**Directive:** Your task is to reproduce the material exactly.

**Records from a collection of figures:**
○ ○ ○ ○

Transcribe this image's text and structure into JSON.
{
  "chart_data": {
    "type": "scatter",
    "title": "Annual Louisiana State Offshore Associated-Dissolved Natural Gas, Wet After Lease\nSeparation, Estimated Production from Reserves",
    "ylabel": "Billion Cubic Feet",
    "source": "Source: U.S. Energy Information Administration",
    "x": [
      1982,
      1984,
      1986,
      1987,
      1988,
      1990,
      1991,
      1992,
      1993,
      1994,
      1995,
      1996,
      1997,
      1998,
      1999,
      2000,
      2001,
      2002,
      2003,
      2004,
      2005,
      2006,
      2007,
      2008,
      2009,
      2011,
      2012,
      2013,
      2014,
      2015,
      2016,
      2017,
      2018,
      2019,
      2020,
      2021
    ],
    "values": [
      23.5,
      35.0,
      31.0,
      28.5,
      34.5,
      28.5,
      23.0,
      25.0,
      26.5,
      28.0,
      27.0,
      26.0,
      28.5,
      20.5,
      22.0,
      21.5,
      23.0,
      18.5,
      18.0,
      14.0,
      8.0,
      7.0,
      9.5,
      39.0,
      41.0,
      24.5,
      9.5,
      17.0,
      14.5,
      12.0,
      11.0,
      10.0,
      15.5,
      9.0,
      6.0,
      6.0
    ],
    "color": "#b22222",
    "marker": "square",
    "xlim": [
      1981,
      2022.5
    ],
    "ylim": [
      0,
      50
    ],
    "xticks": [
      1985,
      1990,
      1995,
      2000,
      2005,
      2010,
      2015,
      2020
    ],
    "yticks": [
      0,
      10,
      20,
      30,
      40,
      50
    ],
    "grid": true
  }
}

○ ○ ○ ○

**Problem solution:**
Transcribe this image's text and structure into JSON.
{
  "chart_data": {
    "type": "scatter",
    "title": "Annual Louisiana State Offshore Associated-Dissolved Natural Gas, Wet After Lease\nSeparation, Estimated Production from Reserves",
    "ylabel": "Billion Cubic Feet",
    "source": "Source: U.S. Energy Information Administration",
    "x": [
      1982,
      1984,
      1986,
      1987,
      1988,
      1990,
      1991,
      1992,
      1993,
      1994,
      1995,
      1996,
      1997,
      1998,
      1999,
      2000,
      2001,
      2002,
      2003,
      2004,
      2005,
      2006,
      2007,
      2008,
      2009,
      2011,
      2012,
      2013,
      2014,
      2015,
      2016,
      2017,
      2018,
      2019,
      2020,
      2021
    ],
    "values": [
      23.5,
      35.0,
      31.0,
      28.5,
      34.5,
      28.5,
      23.0,
      25.0,
      26.5,
      28.0,
      27.0,
      26.0,
      28.5,
      20.5,
      22.0,
      21.5,
      23.0,
      18.5,
      18.0,
      14.0,
      8.0,
      7.0,
      9.5,
      39.0,
      41.0,
      24.5,
      9.5,
      17.0,
      14.5,
      12.0,
      11.0,
      10.0,
      15.5,
      9.0,
      6.0,
      6.0
    ],
    "color": "#b22222",
    "marker": "square",
    "xlim": [
      1981,
      2022.5
    ],
    "ylim": [
      0,
      50
    ],
    "xticks": [
      1985,
      1990,
      1995,
      2000,
      2005,
      2010,
      2015,
      2020
    ],
    "yticks": [
      0,
      10,
      20,
      30,
      40,
      50
    ],
    "grid": true
  }
}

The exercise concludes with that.